— Start of Data entries —

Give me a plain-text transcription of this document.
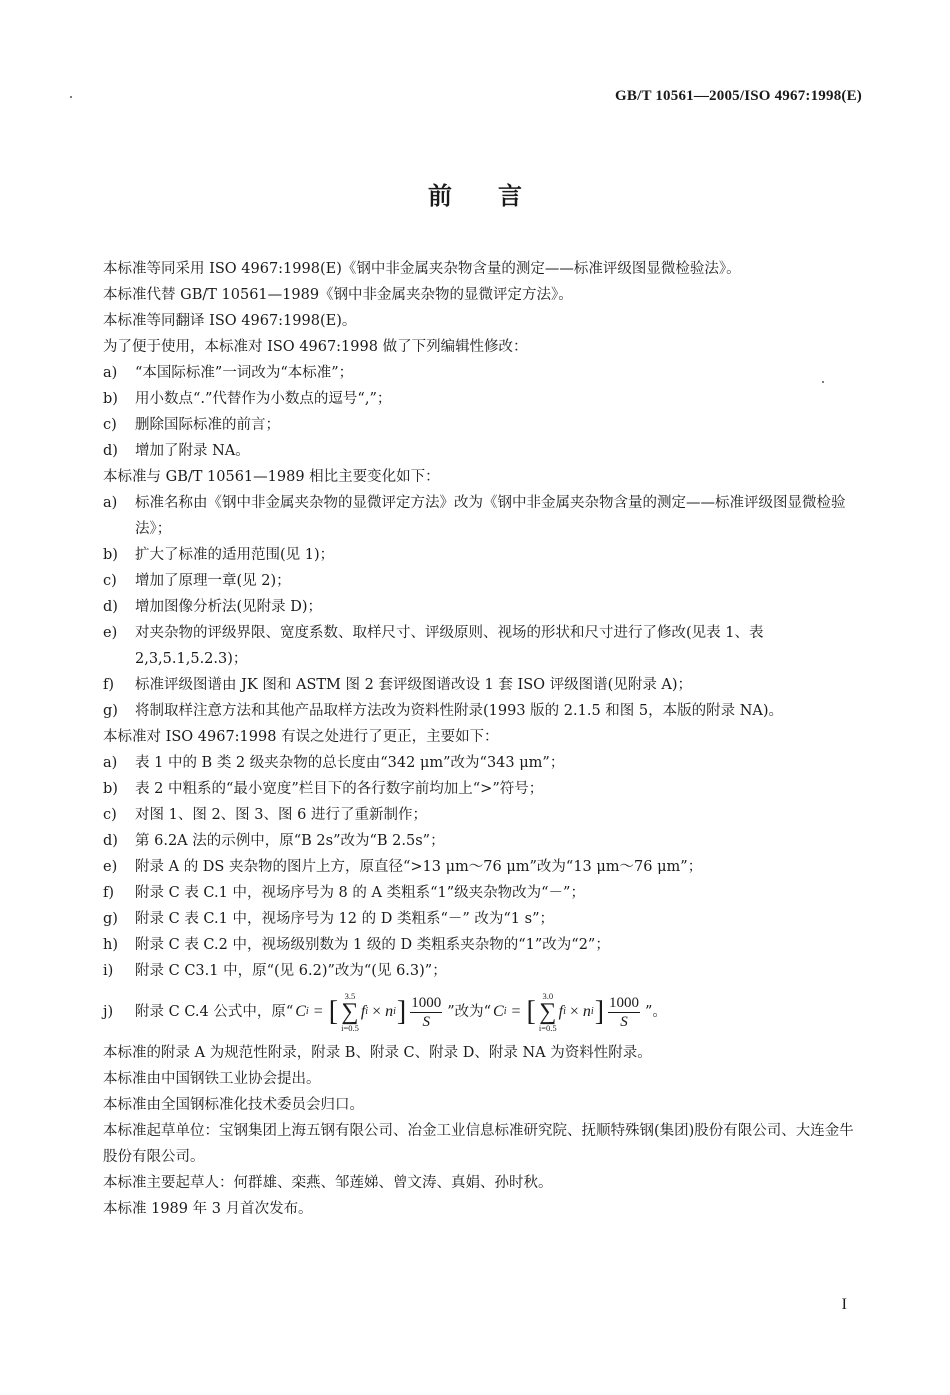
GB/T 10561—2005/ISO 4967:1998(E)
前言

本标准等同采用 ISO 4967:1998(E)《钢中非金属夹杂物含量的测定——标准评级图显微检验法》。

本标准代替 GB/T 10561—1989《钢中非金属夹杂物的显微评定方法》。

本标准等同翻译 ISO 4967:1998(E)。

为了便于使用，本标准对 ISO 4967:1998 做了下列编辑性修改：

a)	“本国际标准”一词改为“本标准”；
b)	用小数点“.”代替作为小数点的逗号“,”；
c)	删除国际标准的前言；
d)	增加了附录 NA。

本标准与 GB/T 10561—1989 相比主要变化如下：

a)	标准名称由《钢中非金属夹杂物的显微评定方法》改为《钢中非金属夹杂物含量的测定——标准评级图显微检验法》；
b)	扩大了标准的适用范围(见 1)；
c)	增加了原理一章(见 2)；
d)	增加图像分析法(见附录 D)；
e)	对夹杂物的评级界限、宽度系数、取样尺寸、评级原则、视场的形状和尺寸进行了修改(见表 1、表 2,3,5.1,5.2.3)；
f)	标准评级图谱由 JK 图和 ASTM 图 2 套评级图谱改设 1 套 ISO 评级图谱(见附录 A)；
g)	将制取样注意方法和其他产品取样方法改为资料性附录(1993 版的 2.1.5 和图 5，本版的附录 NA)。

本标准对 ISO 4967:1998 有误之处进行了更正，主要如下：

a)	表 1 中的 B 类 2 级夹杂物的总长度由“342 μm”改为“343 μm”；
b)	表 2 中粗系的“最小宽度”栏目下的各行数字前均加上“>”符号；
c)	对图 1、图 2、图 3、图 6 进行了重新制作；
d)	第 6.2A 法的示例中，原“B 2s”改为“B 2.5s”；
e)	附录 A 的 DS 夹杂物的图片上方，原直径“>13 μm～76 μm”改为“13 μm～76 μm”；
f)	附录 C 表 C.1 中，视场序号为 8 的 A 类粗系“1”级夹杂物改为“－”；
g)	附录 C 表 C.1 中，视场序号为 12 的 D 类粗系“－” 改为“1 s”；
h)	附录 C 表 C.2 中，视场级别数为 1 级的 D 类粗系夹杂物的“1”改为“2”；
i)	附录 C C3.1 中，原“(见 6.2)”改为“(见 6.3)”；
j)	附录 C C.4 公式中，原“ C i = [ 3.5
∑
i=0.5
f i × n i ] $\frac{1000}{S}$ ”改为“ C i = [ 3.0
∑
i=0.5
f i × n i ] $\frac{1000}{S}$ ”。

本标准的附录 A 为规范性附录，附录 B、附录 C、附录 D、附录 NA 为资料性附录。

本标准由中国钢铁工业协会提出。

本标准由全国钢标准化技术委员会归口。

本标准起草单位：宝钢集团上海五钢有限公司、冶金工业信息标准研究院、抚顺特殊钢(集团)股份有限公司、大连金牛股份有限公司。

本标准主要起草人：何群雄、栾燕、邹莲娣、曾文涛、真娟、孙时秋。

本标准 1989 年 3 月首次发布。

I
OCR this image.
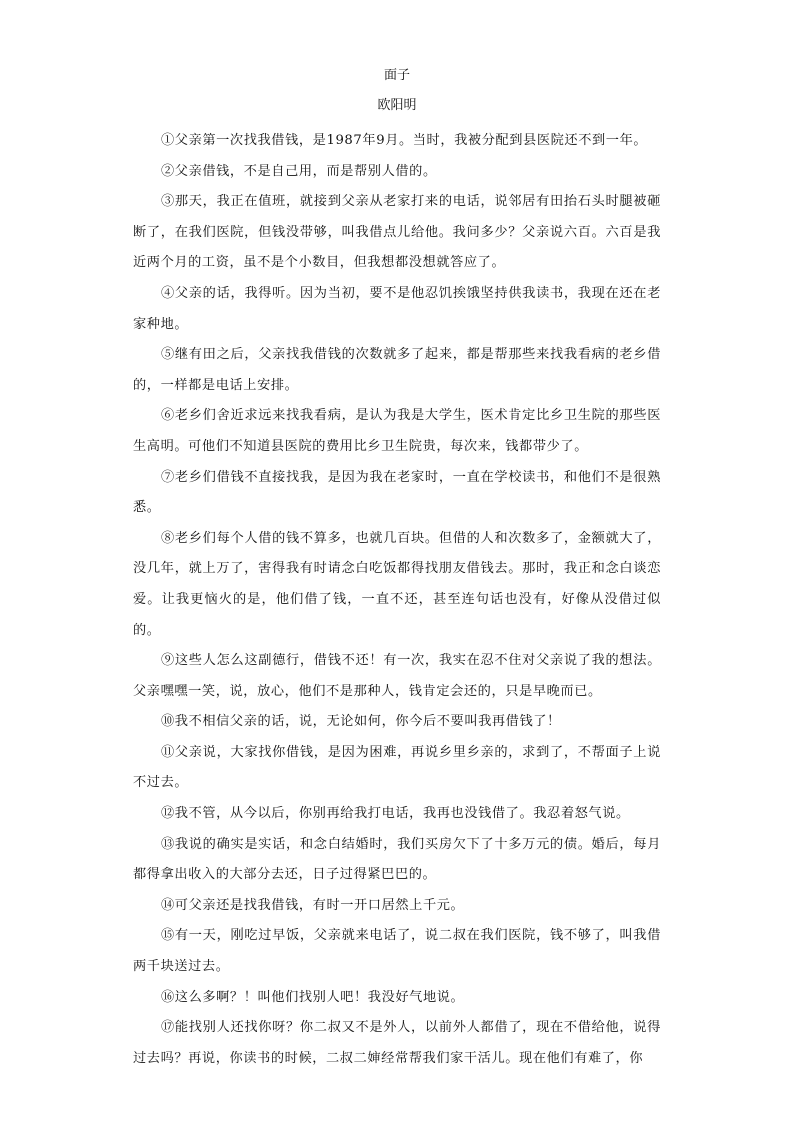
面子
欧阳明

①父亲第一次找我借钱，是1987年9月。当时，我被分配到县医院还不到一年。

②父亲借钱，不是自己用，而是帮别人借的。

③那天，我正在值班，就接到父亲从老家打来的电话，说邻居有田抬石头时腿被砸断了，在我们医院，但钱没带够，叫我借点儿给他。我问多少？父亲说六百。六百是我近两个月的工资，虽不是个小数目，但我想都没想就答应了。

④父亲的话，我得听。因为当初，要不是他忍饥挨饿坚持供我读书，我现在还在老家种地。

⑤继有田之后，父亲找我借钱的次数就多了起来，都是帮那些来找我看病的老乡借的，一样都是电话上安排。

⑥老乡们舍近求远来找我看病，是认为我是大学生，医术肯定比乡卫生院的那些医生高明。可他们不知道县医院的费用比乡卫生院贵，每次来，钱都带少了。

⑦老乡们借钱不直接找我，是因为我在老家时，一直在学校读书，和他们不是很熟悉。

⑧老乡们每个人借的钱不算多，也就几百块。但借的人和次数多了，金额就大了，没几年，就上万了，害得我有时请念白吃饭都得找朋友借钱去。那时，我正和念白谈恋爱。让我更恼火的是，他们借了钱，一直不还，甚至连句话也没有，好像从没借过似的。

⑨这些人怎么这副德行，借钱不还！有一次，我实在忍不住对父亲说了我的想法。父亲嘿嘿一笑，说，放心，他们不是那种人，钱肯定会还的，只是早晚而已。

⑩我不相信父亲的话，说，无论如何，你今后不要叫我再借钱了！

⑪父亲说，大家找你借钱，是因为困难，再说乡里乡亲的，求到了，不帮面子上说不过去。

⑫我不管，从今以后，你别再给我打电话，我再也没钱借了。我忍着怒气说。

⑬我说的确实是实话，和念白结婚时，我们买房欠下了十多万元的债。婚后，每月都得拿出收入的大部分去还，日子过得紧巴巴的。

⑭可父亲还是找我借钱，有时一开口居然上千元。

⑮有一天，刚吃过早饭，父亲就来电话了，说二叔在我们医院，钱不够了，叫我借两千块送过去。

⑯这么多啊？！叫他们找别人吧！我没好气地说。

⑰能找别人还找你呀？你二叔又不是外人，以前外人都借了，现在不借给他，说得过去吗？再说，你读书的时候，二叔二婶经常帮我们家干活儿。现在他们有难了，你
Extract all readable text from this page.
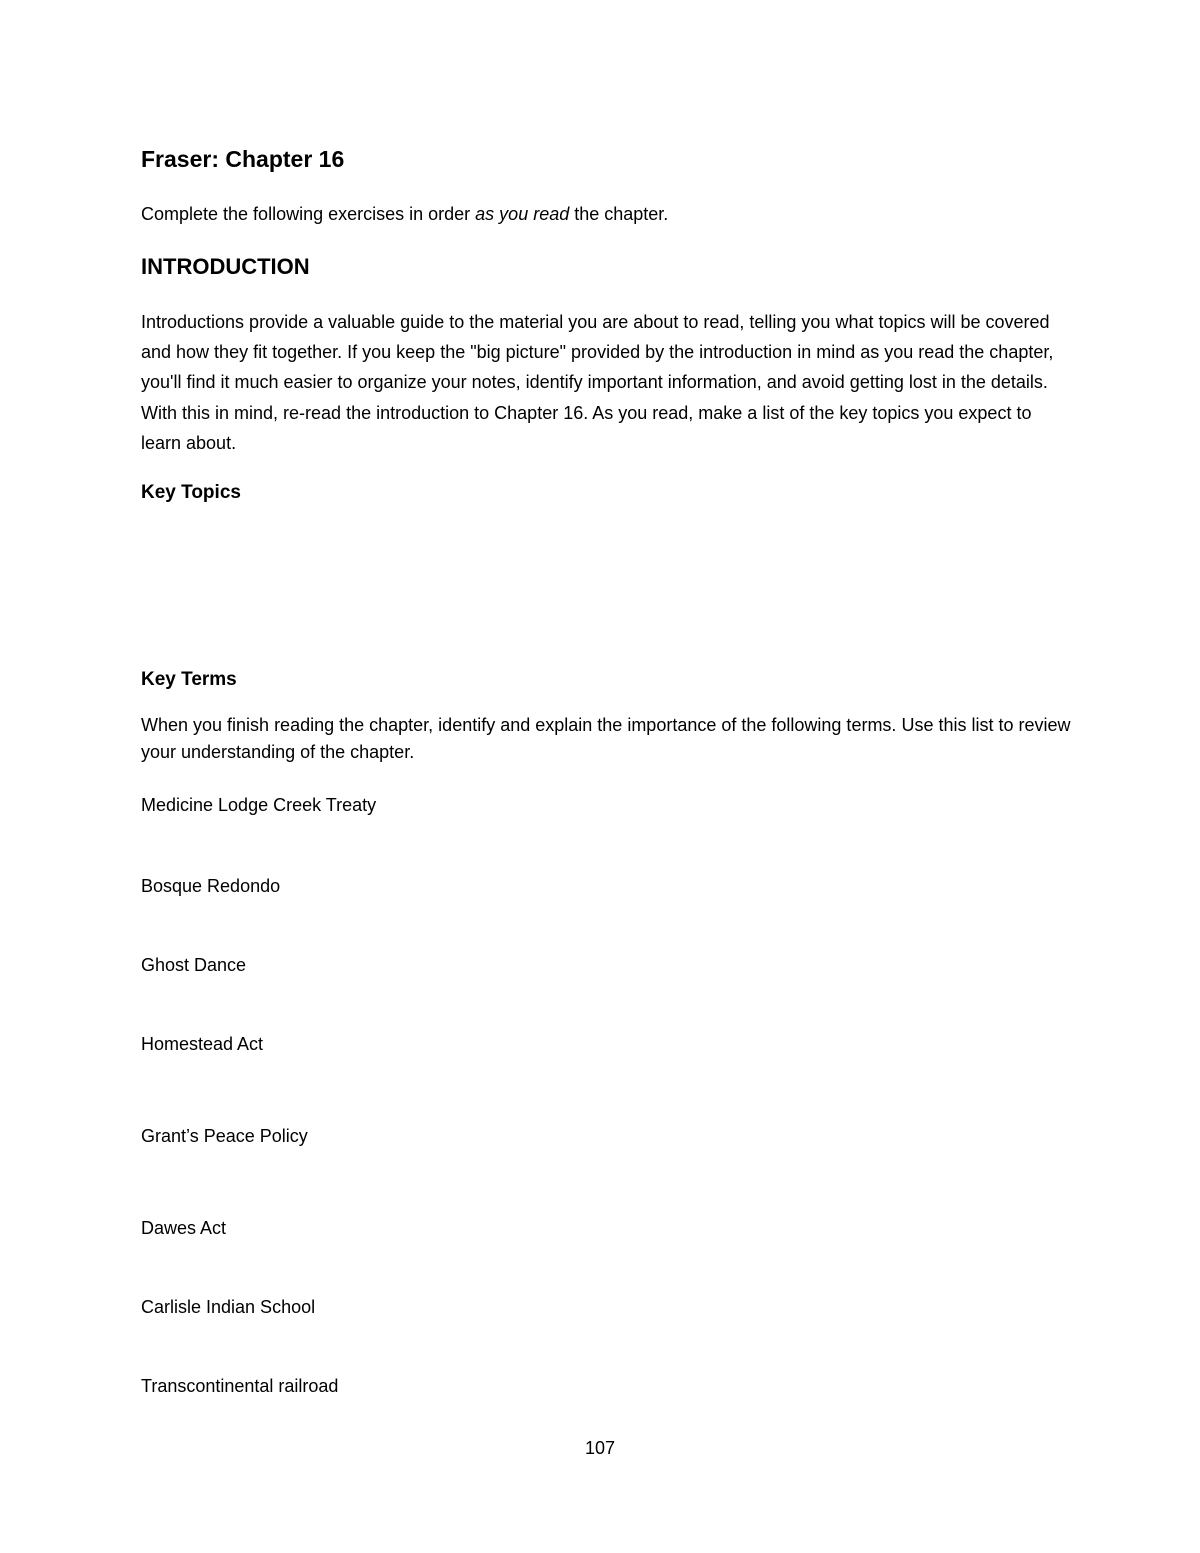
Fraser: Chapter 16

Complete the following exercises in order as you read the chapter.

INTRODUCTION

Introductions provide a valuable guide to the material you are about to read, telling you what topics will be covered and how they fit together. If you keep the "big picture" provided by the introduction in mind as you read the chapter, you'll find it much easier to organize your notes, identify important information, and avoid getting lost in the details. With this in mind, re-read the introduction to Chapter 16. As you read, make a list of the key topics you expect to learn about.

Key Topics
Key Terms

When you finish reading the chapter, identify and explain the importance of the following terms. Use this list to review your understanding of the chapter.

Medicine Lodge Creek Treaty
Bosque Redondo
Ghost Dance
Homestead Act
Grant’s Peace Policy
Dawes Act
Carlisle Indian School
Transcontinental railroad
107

— End of Data entries —

# What you are asked to do
Show the lines that mention the word "钢中非金属夹杂物的显微评定方法".

# Exercise answer
本标准代替 GB/T 10561—1989《钢中非金属夹杂物的显微评定方法》。
a)	标准名称由《钢中非金属夹杂物的显微评定方法》改为《钢中非金属夹杂物含量的测定——标准评级图显微检验法》；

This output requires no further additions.